Stored dataset items
* * *

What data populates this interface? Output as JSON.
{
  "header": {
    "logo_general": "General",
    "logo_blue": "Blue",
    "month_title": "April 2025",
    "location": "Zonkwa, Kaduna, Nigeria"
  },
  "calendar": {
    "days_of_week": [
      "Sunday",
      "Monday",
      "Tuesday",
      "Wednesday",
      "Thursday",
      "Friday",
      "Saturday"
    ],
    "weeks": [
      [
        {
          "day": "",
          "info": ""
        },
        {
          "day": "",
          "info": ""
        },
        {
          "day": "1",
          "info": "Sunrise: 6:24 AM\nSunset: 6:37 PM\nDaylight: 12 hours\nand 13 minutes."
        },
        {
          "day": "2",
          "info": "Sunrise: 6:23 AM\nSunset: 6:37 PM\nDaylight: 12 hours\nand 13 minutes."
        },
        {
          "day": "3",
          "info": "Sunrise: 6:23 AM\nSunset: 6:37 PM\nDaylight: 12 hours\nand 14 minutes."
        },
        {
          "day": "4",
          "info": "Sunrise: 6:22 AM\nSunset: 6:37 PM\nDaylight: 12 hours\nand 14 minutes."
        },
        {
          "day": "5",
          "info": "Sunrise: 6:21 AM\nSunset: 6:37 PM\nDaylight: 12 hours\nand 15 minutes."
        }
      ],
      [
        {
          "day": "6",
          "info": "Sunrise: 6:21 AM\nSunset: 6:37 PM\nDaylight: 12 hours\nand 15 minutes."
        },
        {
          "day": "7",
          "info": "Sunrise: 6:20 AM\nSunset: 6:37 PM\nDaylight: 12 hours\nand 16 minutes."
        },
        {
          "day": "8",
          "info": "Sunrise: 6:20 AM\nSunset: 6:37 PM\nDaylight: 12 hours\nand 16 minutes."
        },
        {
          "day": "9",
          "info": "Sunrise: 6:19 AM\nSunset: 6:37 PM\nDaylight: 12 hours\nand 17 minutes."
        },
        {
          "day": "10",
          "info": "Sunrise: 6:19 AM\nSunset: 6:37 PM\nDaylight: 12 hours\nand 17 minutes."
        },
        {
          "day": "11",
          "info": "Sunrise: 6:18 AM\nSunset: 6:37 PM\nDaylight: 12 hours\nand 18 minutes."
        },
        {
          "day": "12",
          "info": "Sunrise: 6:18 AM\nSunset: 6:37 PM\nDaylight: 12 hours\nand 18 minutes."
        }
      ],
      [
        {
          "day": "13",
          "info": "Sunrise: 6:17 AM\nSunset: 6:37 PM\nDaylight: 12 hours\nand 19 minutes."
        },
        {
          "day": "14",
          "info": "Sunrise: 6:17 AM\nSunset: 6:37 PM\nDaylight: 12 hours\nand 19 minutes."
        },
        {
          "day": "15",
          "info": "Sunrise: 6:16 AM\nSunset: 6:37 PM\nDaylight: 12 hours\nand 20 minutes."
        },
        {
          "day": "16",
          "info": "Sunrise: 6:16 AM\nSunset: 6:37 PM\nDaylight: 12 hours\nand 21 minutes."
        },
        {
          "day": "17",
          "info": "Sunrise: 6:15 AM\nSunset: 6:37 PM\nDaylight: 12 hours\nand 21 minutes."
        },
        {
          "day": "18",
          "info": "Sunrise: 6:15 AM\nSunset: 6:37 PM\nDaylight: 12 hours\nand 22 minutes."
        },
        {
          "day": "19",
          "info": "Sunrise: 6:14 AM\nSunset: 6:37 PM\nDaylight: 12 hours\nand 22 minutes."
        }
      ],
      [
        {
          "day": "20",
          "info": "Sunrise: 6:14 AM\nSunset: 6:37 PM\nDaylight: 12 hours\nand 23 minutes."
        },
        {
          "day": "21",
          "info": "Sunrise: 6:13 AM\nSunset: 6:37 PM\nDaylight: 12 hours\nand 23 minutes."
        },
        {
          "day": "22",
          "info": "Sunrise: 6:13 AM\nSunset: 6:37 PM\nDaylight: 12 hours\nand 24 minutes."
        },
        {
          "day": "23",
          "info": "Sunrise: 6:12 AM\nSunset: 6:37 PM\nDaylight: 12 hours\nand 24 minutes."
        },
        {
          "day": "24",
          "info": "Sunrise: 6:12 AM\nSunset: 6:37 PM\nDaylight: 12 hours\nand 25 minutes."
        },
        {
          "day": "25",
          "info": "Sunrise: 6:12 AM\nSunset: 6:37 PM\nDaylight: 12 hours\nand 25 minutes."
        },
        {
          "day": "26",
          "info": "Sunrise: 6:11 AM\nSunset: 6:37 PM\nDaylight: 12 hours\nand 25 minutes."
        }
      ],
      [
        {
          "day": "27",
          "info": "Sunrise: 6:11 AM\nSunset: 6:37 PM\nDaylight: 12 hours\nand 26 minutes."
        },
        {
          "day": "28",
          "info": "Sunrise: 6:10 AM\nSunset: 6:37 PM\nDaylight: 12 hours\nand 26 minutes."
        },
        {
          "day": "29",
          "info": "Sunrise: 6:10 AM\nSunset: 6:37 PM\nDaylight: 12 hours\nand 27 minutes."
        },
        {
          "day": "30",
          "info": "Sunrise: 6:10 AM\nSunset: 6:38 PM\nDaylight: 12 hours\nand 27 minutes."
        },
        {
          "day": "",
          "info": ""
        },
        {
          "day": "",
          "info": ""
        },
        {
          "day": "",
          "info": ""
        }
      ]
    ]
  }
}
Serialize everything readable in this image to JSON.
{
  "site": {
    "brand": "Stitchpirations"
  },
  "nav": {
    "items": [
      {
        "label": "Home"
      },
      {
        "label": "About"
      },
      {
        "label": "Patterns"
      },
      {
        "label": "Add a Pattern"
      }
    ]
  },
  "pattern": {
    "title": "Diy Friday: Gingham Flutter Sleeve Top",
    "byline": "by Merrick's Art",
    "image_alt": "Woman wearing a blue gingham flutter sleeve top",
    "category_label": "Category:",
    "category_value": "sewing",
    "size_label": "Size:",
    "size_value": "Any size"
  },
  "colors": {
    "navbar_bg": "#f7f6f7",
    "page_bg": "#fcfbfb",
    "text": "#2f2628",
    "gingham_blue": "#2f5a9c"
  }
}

* * *

* [Challenge]
Filter out all lines lacking the word "JSON" and copy the rest.

* [Written reply]
What data populates this interface? Output as JSON.
Serialize everything readable in this image to JSON.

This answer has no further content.